PROMPT.
Lift out all lines below that contain "important".
+-------+
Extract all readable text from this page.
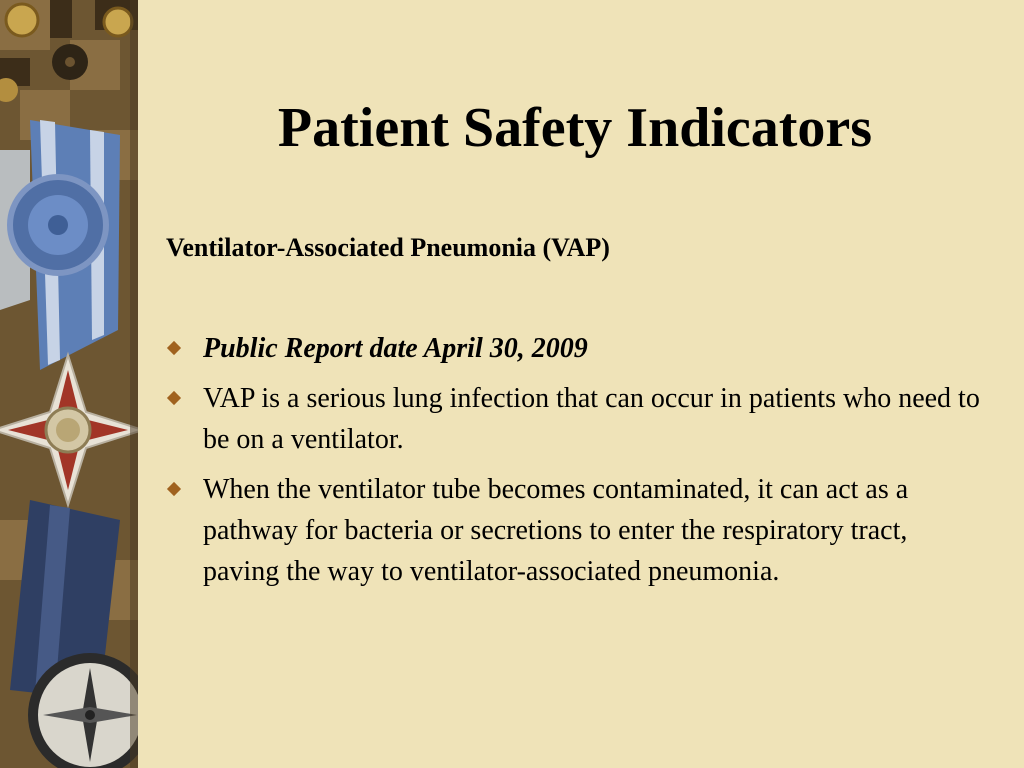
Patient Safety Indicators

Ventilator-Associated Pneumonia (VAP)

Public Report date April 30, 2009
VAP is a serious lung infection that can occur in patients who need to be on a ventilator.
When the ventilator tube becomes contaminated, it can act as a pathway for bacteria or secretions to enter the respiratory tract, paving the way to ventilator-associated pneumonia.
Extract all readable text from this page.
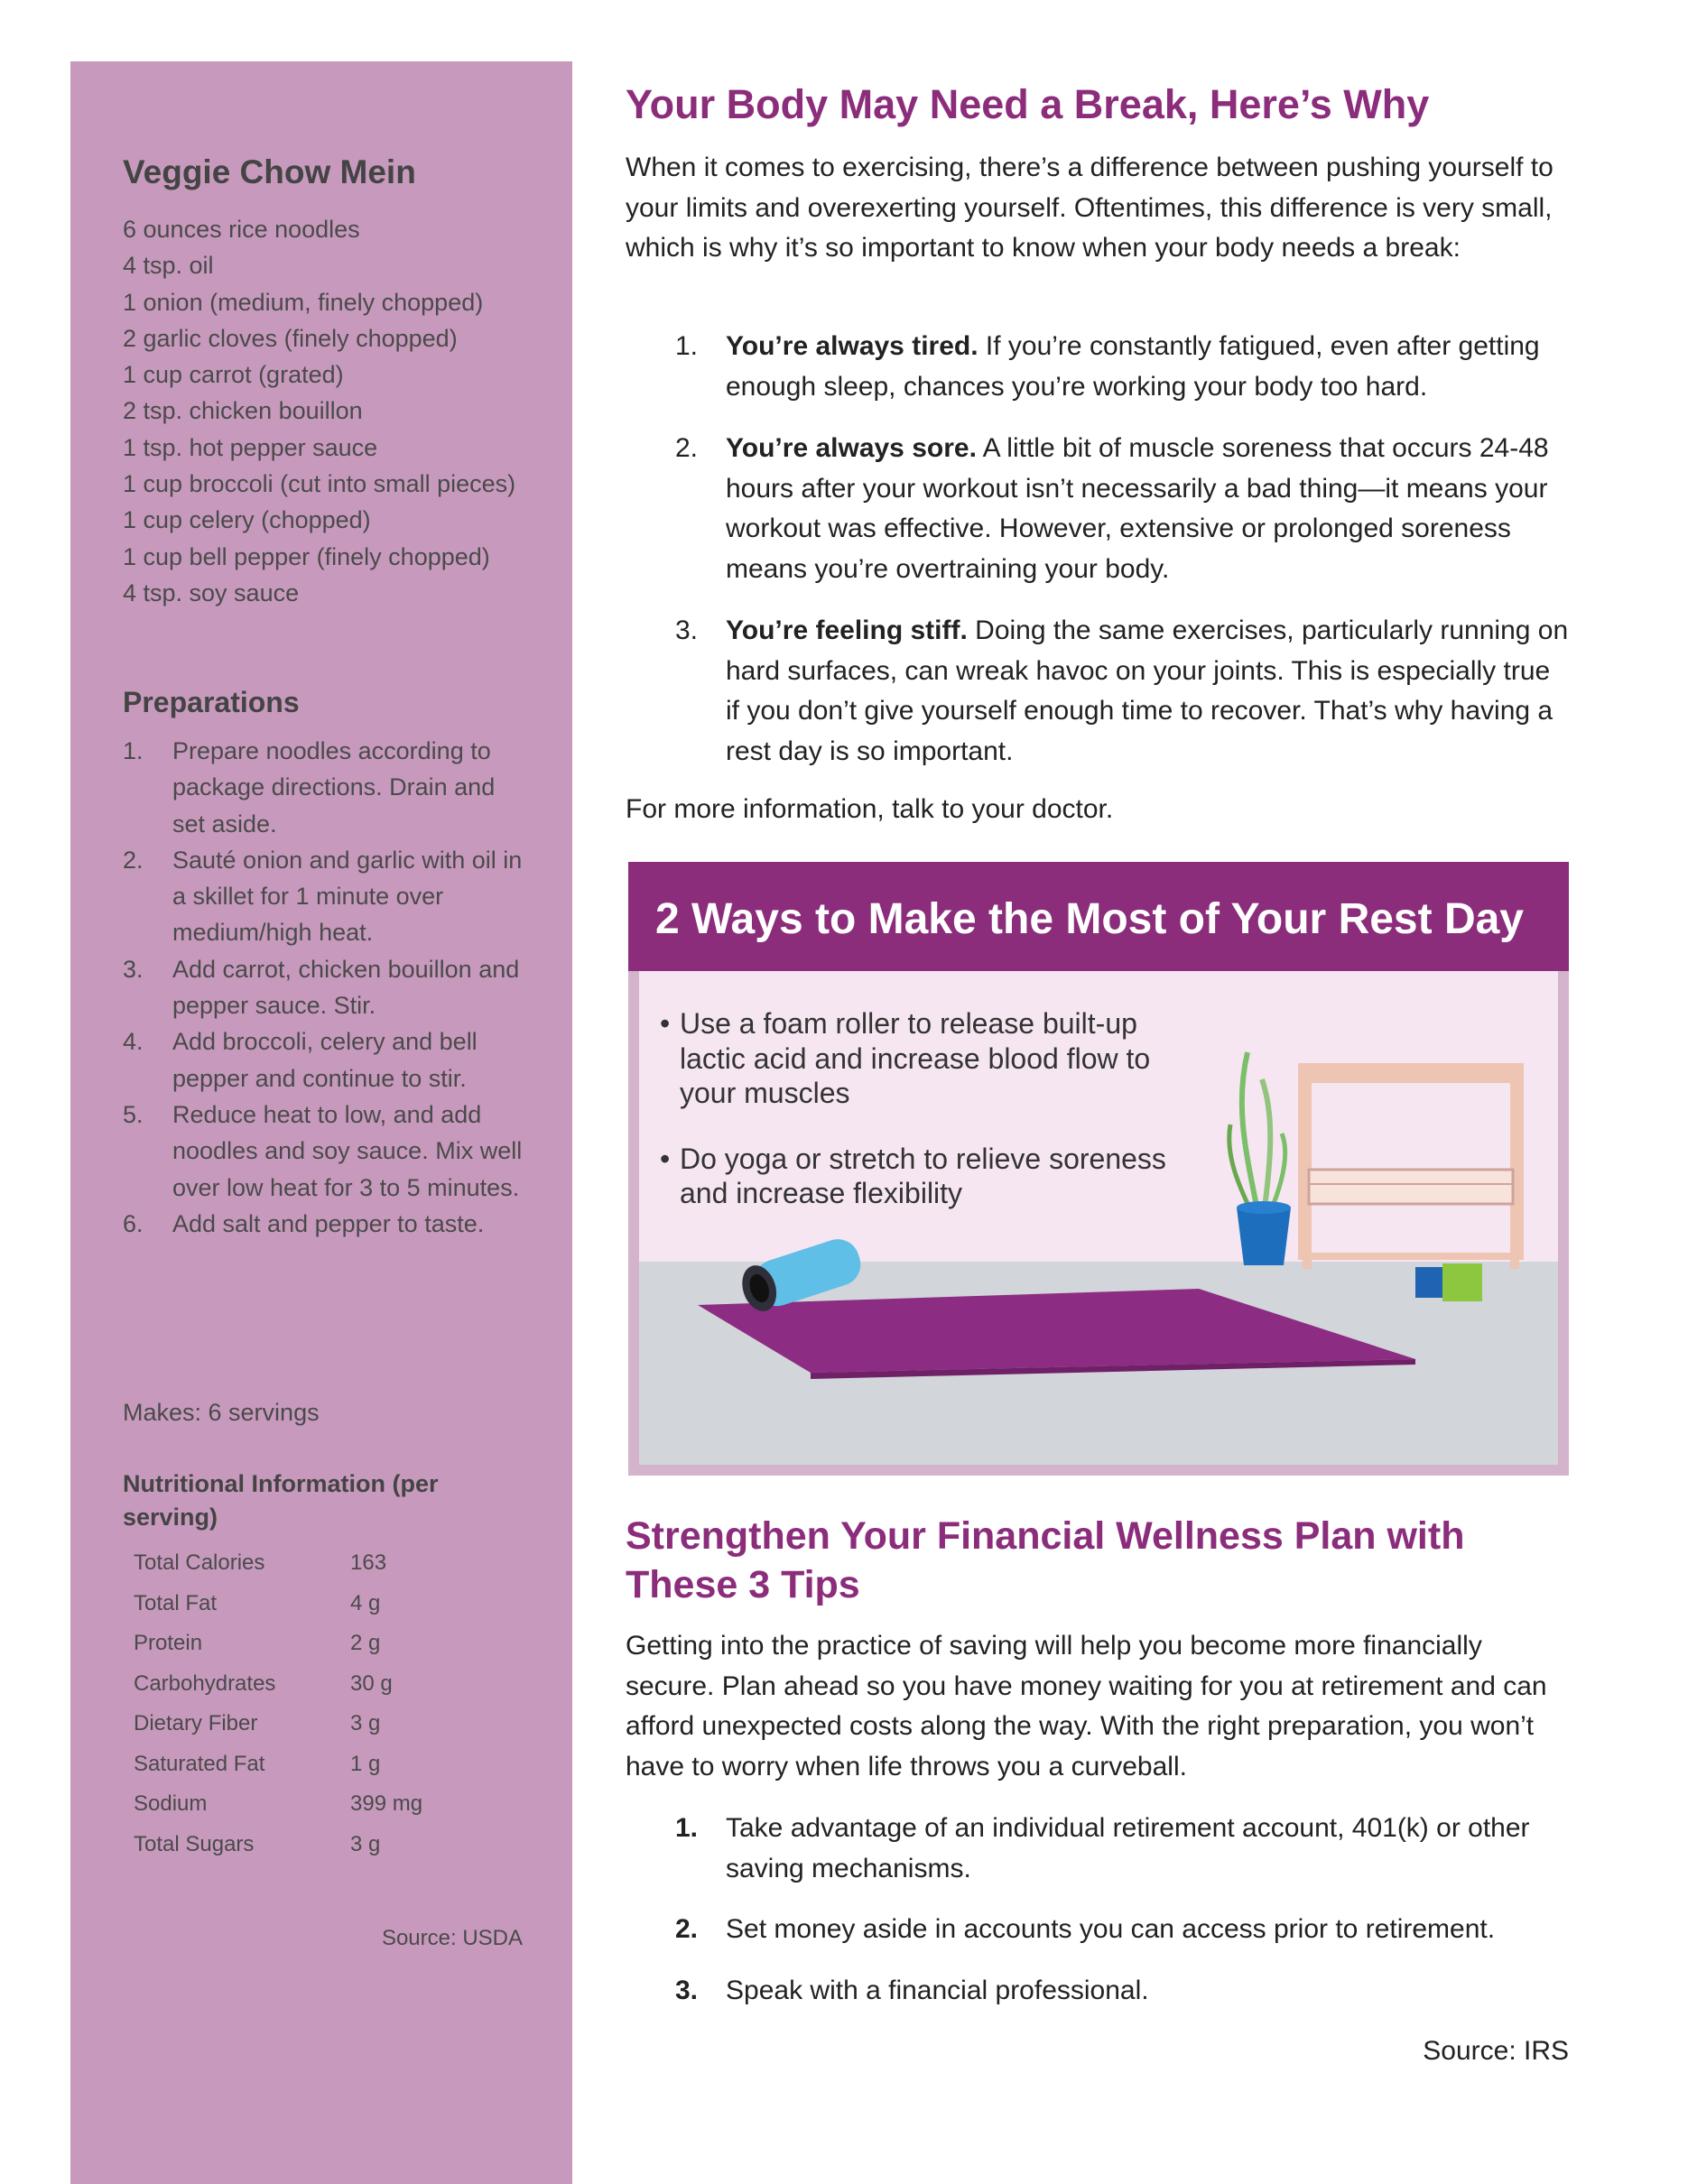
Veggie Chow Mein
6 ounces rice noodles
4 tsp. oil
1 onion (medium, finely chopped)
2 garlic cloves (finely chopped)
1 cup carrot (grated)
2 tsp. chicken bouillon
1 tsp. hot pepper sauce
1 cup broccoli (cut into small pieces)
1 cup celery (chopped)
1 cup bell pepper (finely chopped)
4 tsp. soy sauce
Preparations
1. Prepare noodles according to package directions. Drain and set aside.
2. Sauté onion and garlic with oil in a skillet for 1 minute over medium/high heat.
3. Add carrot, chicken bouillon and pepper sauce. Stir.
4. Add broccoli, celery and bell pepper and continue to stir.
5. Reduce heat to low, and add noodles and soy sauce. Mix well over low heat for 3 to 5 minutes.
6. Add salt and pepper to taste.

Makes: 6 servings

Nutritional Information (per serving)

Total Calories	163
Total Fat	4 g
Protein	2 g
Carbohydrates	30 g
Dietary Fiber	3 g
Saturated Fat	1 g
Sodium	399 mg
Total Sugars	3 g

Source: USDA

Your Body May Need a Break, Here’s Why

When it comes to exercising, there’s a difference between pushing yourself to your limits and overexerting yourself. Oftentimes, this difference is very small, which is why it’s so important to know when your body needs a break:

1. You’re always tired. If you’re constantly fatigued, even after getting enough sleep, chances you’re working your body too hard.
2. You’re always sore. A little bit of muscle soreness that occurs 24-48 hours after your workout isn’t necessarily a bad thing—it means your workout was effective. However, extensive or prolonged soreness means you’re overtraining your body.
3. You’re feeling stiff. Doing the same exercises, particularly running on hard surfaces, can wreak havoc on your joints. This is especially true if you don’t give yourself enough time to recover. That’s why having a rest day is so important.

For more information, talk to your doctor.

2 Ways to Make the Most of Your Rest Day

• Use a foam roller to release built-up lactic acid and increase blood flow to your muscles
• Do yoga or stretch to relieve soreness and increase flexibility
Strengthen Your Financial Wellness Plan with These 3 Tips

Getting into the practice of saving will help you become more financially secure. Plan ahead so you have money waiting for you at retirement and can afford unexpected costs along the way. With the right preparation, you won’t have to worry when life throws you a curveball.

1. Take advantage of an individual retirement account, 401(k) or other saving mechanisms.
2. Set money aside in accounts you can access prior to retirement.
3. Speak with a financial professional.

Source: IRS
+-------+
EXERCISE ANSWER.
When it comes to exercising, there’s a difference between pushing yourself to your limits and overexerting yourself. Oftentimes, this difference is very small, which is why it’s so important to know when your body needs a break:
3. You’re feeling stiff. Doing the same exercises, particularly running on hard surfaces, can wreak havoc on your joints. This is especially true if you don’t give yourself enough time to recover. That’s why having a rest day is so important.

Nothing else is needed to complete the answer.